◆ EXERCISE DESCRIPTION: Using the listing below, give the number of lines where "JSON" appears, and nothing else.

◆ MATERIAL SUPPLIED:
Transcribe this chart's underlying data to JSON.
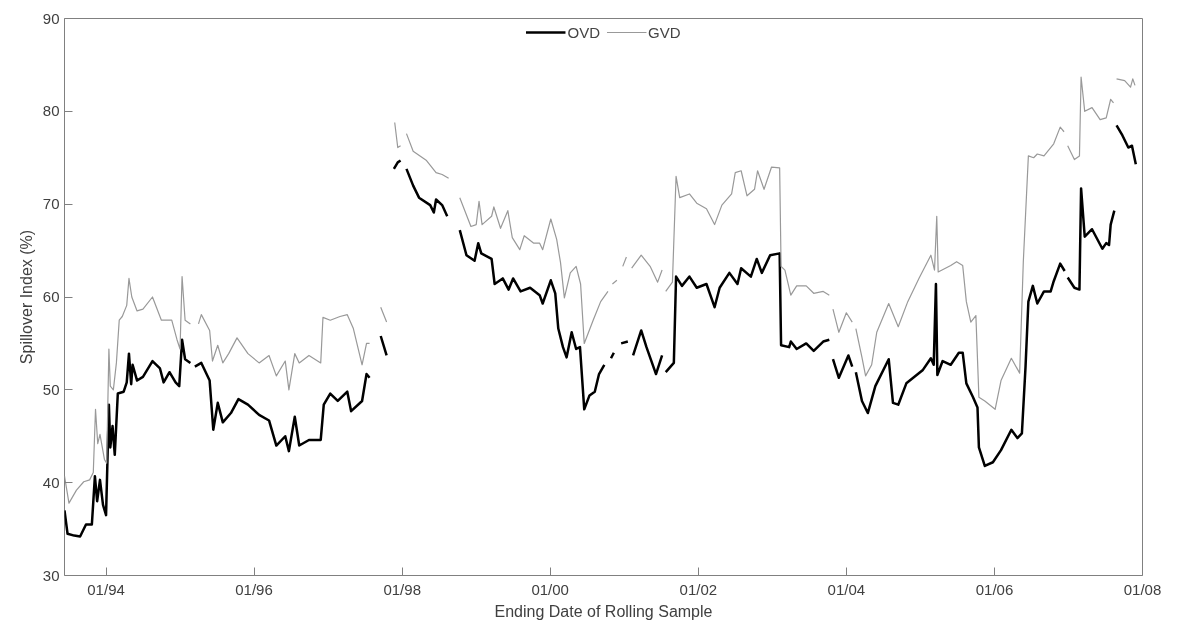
{
  "chart_data": {
    "type": "line",
    "xlabel": "Ending Date of Rolling Sample",
    "ylabel": "Spillover Index (%)",
    "xlim": [
      "1993-06-10",
      "2008-01-01"
    ],
    "ylim": [
      30,
      90
    ],
    "xticks": [
      {
        "value": "1994-01-01",
        "label": "01/94"
      },
      {
        "value": "1996-01-01",
        "label": "01/96"
      },
      {
        "value": "1998-01-01",
        "label": "01/98"
      },
      {
        "value": "2000-01-01",
        "label": "01/00"
      },
      {
        "value": "2002-01-01",
        "label": "01/02"
      },
      {
        "value": "2004-01-01",
        "label": "01/04"
      },
      {
        "value": "2006-01-01",
        "label": "01/06"
      },
      {
        "value": "2008-01-01",
        "label": "01/08"
      }
    ],
    "yticks": [
      30,
      40,
      50,
      60,
      70,
      80,
      90
    ],
    "grid": false,
    "legend": "top",
    "marker": "none",
    "line_style": "solid",
    "series": [
      {
        "name": "OVD",
        "color": "#000000",
        "x": [
          "1993-06-10",
          "1993-06-25",
          "1993-07-28",
          "1993-08-26",
          "1993-09-24",
          "1993-10-23",
          "1993-11-07",
          "1993-11-18",
          "1993-12-02",
          "1993-12-17",
          "1994-01-01",
          "1994-01-15",
          "1994-01-22",
          "1994-02-02",
          "1994-02-13",
          "1994-02-28",
          "1994-03-29",
          "1994-04-13",
          "1994-04-24",
          "1994-05-05",
          "1994-05-12",
          "1994-06-03",
          "1994-07-02",
          "1994-08-18",
          "1994-09-24",
          "1994-10-12",
          "1994-11-10",
          "1994-12-10",
          "1994-12-28",
          "1995-01-11",
          "1995-01-26",
          "1995-02-21",
          "1995-03-04",
          "1995-03-15",
          "1995-04-16",
          "1995-05-27",
          "1995-06-14",
          "1995-07-06",
          "1995-07-31",
          "1995-09-09",
          "1995-10-16",
          "1995-12-02",
          "1996-01-26",
          "1996-03-15",
          "1996-04-20",
          "1996-06-03",
          "1996-06-21",
          "1996-07-20",
          "1996-08-11",
          "1996-09-28",
          "1996-11-25",
          "1996-12-10",
          "1997-01-11",
          "1997-02-17",
          "1997-04-05",
          "1997-04-24",
          "1997-06-17",
          "1997-07-09",
          "1997-07-24",
          "1997-08-22",
          "1997-09-17",
          "1997-10-16",
          "1997-11-03",
          "1997-11-21",
          "1997-12-10",
          "1997-12-24",
          "1998-01-08",
          "1998-01-22",
          "1998-02-24",
          "1998-03-25",
          "1998-05-19",
          "1998-06-06",
          "1998-06-17",
          "1998-07-17",
          "1998-08-11",
          "1998-09-13",
          "1998-10-12",
          "1998-11-14",
          "1998-12-24",
          "1999-01-11",
          "1999-01-26",
          "1999-03-18",
          "1999-04-02",
          "1999-05-12",
          "1999-06-10",
          "1999-07-02",
          "1999-08-08",
          "1999-09-24",
          "1999-11-10",
          "1999-11-25",
          "2000-01-04",
          "2000-01-26",
          "2000-02-10",
          "2000-03-04",
          "2000-03-22",
          "2000-04-16",
          "2000-05-08",
          "2000-05-27",
          "2000-06-17",
          "2000-07-13",
          "2000-08-08",
          "2000-08-29",
          "2000-09-24",
          "2000-10-12",
          "2000-10-27",
          "2000-11-10",
          "2000-12-04",
          "2000-12-16",
          "2001-01-18",
          "2001-01-30",
          "2001-02-13",
          "2001-03-25",
          "2001-04-20",
          "2001-06-06",
          "2001-07-06",
          "2001-07-15",
          "2001-07-24",
          "2001-09-02",
          "2001-09-13",
          "2001-10-12",
          "2001-11-18",
          "2001-12-24",
          "2002-02-10",
          "2002-03-22",
          "2002-04-16",
          "2002-06-03",
          "2002-07-13",
          "2002-07-31",
          "2002-09-17",
          "2002-10-16",
          "2002-11-10",
          "2002-12-21",
          "2003-02-06",
          "2003-02-13",
          "2003-03-25",
          "2003-04-02",
          "2003-05-01",
          "2003-06-17",
          "2003-07-24",
          "2003-09-09",
          "2003-10-09",
          "2003-10-20",
          "2003-10-27",
          "2003-11-25",
          "2004-01-11",
          "2004-01-30",
          "2004-02-06",
          "2004-02-17",
          "2004-03-18",
          "2004-04-16",
          "2004-05-23",
          "2004-07-28",
          "2004-08-18",
          "2004-09-13",
          "2004-10-23",
          "2004-12-02",
          "2005-01-11",
          "2005-02-21",
          "2005-03-07",
          "2005-03-18",
          "2005-03-25",
          "2005-04-20",
          "2005-05-30",
          "2005-07-09",
          "2005-07-28",
          "2005-08-15",
          "2005-09-17",
          "2005-10-09",
          "2005-10-16",
          "2005-11-14",
          "2005-12-24",
          "2006-02-02",
          "2006-03-25",
          "2006-04-24",
          "2006-05-16",
          "2006-06-03",
          "2006-06-17",
          "2006-07-09",
          "2006-07-31",
          "2006-09-02",
          "2006-10-05",
          "2006-10-20",
          "2006-11-21",
          "2006-12-13",
          "2006-12-21",
          "2006-12-28",
          "2007-01-30",
          "2007-02-24",
          "2007-03-04",
          "2007-03-22",
          "2007-04-27",
          "2007-06-17",
          "2007-07-06",
          "2007-07-20",
          "2007-07-28",
          "2007-08-15",
          "2007-08-20",
          "2007-08-26",
          "2007-09-24",
          "2007-10-23",
          "2007-11-10",
          "2007-11-29"
        ],
        "values": [
          37.0,
          34.5,
          34.3,
          34.2,
          35.5,
          35.5,
          40.7,
          38.0,
          40.3,
          37.6,
          36.5,
          48.4,
          43.8,
          46.1,
          43.0,
          49.6,
          49.8,
          50.8,
          53.9,
          50.6,
          52.7,
          51.0,
          51.4,
          53.1,
          52.3,
          50.8,
          51.9,
          50.8,
          50.4,
          55.4,
          53.3,
          52.9,
          null,
          52.5,
          52.9,
          51.0,
          45.7,
          48.6,
          46.5,
          47.5,
          49.0,
          48.4,
          47.3,
          46.7,
          44.0,
          45.0,
          43.4,
          47.1,
          44.0,
          44.6,
          44.6,
          48.4,
          49.6,
          48.8,
          49.8,
          47.7,
          48.8,
          51.7,
          51.3,
          null,
          55.8,
          53.7,
          null,
          73.8,
          74.5,
          74.7,
          null,
          73.8,
          72.0,
          70.7,
          69.9,
          69.1,
          70.5,
          69.9,
          68.7,
          null,
          67.2,
          64.5,
          63.9,
          65.8,
          64.7,
          64.1,
          61.4,
          62.0,
          60.8,
          62.0,
          60.6,
          61.0,
          60.2,
          59.3,
          61.8,
          60.4,
          56.6,
          54.6,
          53.5,
          56.2,
          54.4,
          54.6,
          47.9,
          49.4,
          49.8,
          51.7,
          52.7,
          null,
          53.4,
          54.0,
          null,
          55.0,
          55.2,
          null,
          53.7,
          56.4,
          54.6,
          51.7,
          53.7,
          null,
          51.9,
          52.9,
          62.2,
          61.2,
          62.2,
          61.0,
          61.4,
          58.9,
          61.0,
          62.6,
          61.4,
          63.1,
          62.2,
          64.1,
          62.6,
          64.5,
          64.7,
          54.8,
          54.6,
          55.2,
          54.4,
          55.0,
          54.2,
          55.2,
          55.4,
          null,
          53.3,
          51.3,
          53.7,
          52.5,
          null,
          51.9,
          48.8,
          47.5,
          50.4,
          53.3,
          48.6,
          48.4,
          50.7,
          51.4,
          52.1,
          53.4,
          52.7,
          61.4,
          51.6,
          53.1,
          52.7,
          54.0,
          54.0,
          50.7,
          49.2,
          48.1,
          43.8,
          41.8,
          42.2,
          43.5,
          45.7,
          44.8,
          45.3,
          52.5,
          59.5,
          61.2,
          59.3,
          60.6,
          60.6,
          61.7,
          63.6,
          62.8,
          null,
          62.1,
          61.0,
          60.8,
          71.7,
          66.5,
          67.3,
          65.2,
          65.8,
          65.6,
          67.8,
          69.3,
          null,
          78.5,
          77.4,
          76.1,
          76.3,
          74.3
        ]
      },
      {
        "name": "GVD",
        "color": "#999999",
        "x": [
          "1993-06-10",
          "1993-07-02",
          "1993-08-08",
          "1993-09-13",
          "1993-10-12",
          "1993-10-30",
          "1993-11-10",
          "1993-11-21",
          "1993-12-02",
          "1993-12-24",
          "1994-01-04",
          "1994-01-15",
          "1994-01-22",
          "1994-02-06",
          "1994-02-21",
          "1994-03-07",
          "1994-03-22",
          "1994-04-13",
          "1994-04-24",
          "1994-05-08",
          "1994-06-03",
          "1994-07-02",
          "1994-08-18",
          "1994-10-01",
          "1994-11-21",
          "1994-12-17",
          "1995-01-01",
          "1995-01-11",
          "1995-01-26",
          "1995-02-21",
          "1995-03-15",
          "1995-04-02",
          "1995-04-16",
          "1995-05-27",
          "1995-06-10",
          "1995-07-06",
          "1995-07-31",
          "1995-08-29",
          "1995-10-09",
          "1995-12-02",
          "1996-01-26",
          "1996-03-15",
          "1996-04-20",
          "1996-06-03",
          "1996-06-21",
          "1996-07-20",
          "1996-08-11",
          "1996-09-28",
          "1996-11-25",
          "1996-12-06",
          "1997-01-11",
          "1997-02-28",
          "1997-04-05",
          "1997-05-05",
          "1997-06-17",
          "1997-07-09",
          "1997-07-24",
          "1997-08-22",
          "1997-09-17",
          "1997-10-16",
          "1997-11-07",
          "1997-11-25",
          "1997-12-10",
          "1997-12-24",
          "1998-01-08",
          "1998-01-22",
          "1998-02-24",
          "1998-05-01",
          "1998-06-17",
          "1998-07-17",
          "1998-08-18",
          "1998-09-13",
          "1998-10-12",
          "1998-12-06",
          "1999-01-01",
          "1999-01-15",
          "1999-01-30",
          "1999-03-18",
          "1999-03-29",
          "1999-05-01",
          "1999-06-06",
          "1999-06-28",
          "1999-08-04",
          "1999-08-26",
          "1999-10-12",
          "1999-11-10",
          "1999-11-25",
          "2000-01-04",
          "2000-02-02",
          "2000-02-21",
          "2000-03-11",
          "2000-04-09",
          "2000-05-08",
          "2000-05-30",
          "2000-06-17",
          "2000-07-31",
          "2000-09-06",
          "2000-10-12",
          "2000-10-23",
          "2000-11-03",
          "2000-11-25",
          "2000-12-10",
          "2000-12-24",
          "2001-01-11",
          "2001-01-26",
          "2001-02-06",
          "2001-03-25",
          "2001-05-08",
          "2001-06-14",
          "2001-07-06",
          "2001-07-15",
          "2001-07-24",
          "2001-08-26",
          "2001-09-13",
          "2001-10-01",
          "2001-11-18",
          "2001-12-24",
          "2002-02-10",
          "2002-03-22",
          "2002-04-27",
          "2002-06-14",
          "2002-07-02",
          "2002-07-31",
          "2002-08-29",
          "2002-10-05",
          "2002-10-20",
          "2002-11-21",
          "2002-12-28",
          "2003-02-06",
          "2003-02-13",
          "2003-03-04",
          "2003-04-02",
          "2003-05-01",
          "2003-06-17",
          "2003-07-24",
          "2003-09-09",
          "2003-10-09",
          "2003-10-20",
          "2003-10-27",
          "2003-11-25",
          "2004-01-01",
          "2004-01-30",
          "2004-02-06",
          "2004-02-17",
          "2004-03-18",
          "2004-04-05",
          "2004-05-05",
          "2004-05-30",
          "2004-07-28",
          "2004-09-13",
          "2004-10-30",
          "2004-12-24",
          "2005-02-21",
          "2005-03-11",
          "2005-03-22",
          "2005-03-29",
          "2005-05-30",
          "2005-06-28",
          "2005-07-28",
          "2005-08-15",
          "2005-09-06",
          "2005-10-01",
          "2005-10-16",
          "2005-11-14",
          "2006-01-04",
          "2006-02-02",
          "2006-03-25",
          "2006-05-05",
          "2006-05-23",
          "2006-06-17",
          "2006-07-13",
          "2006-07-31",
          "2006-09-02",
          "2006-10-20",
          "2006-11-21",
          "2006-12-10",
          "2006-12-21",
          "2006-12-28",
          "2007-01-30",
          "2007-02-24",
          "2007-03-04",
          "2007-03-22",
          "2007-04-27",
          "2007-06-06",
          "2007-07-06",
          "2007-07-28",
          "2007-08-11",
          "2007-08-18",
          "2007-08-26",
          "2007-10-05",
          "2007-11-03",
          "2007-11-14",
          "2007-11-25"
        ],
        "values": [
          40.7,
          37.8,
          39.2,
          40.1,
          40.3,
          41.1,
          47.9,
          44.2,
          45.2,
          42.5,
          42.1,
          54.4,
          50.4,
          50.0,
          52.9,
          57.5,
          57.9,
          59.1,
          62.0,
          60.0,
          58.5,
          58.7,
          60.0,
          57.5,
          57.5,
          55.4,
          54.4,
          62.2,
          57.5,
          57.1,
          null,
          57.1,
          58.1,
          56.4,
          53.1,
          54.8,
          52.9,
          53.9,
          55.6,
          53.9,
          52.9,
          53.7,
          51.5,
          53.1,
          50.0,
          53.9,
          52.9,
          53.7,
          52.9,
          57.8,
          57.5,
          57.9,
          58.1,
          56.6,
          52.7,
          55.0,
          55.0,
          null,
          58.9,
          57.3,
          null,
          78.8,
          76.1,
          76.3,
          null,
          77.6,
          75.7,
          74.7,
          73.4,
          73.2,
          72.8,
          null,
          70.7,
          67.6,
          67.8,
          70.3,
          67.8,
          68.7,
          69.7,
          67.4,
          69.3,
          66.4,
          65.1,
          66.6,
          65.8,
          65.8,
          65.1,
          68.4,
          66.2,
          63.7,
          59.9,
          62.6,
          63.3,
          61.4,
          55.0,
          57.5,
          59.5,
          60.6,
          null,
          61.4,
          61.8,
          null,
          63.3,
          64.3,
          null,
          63.1,
          64.5,
          63.3,
          61.6,
          62.9,
          null,
          60.6,
          61.6,
          73.0,
          70.7,
          71.1,
          70.1,
          69.5,
          67.8,
          69.9,
          71.1,
          73.4,
          73.6,
          70.9,
          71.6,
          73.6,
          71.6,
          74.0,
          73.9,
          63.3,
          62.9,
          60.2,
          61.2,
          61.2,
          60.4,
          60.6,
          60.2,
          null,
          58.7,
          56.2,
          58.3,
          57.3,
          null,
          56.6,
          53.5,
          51.5,
          52.7,
          56.2,
          59.3,
          56.8,
          59.5,
          62.0,
          64.5,
          62.9,
          68.7,
          62.7,
          63.4,
          63.8,
          63.4,
          59.5,
          57.3,
          58.0,
          49.2,
          48.8,
          47.9,
          51.0,
          53.4,
          51.8,
          63.8,
          75.2,
          75.0,
          75.4,
          75.2,
          76.5,
          78.3,
          77.8,
          null,
          76.3,
          74.8,
          75.2,
          83.7,
          80.0,
          80.4,
          79.1,
          79.3,
          81.3,
          80.9,
          null,
          83.5,
          83.3,
          82.6,
          83.5,
          82.8
        ]
      }
    ]
  }
}
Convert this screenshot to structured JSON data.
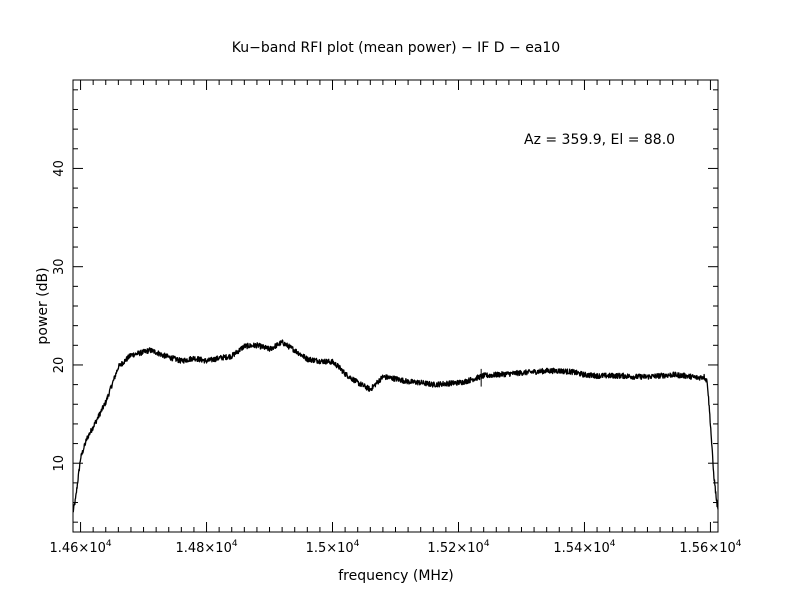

◆ EXERCISE ANSWER: 2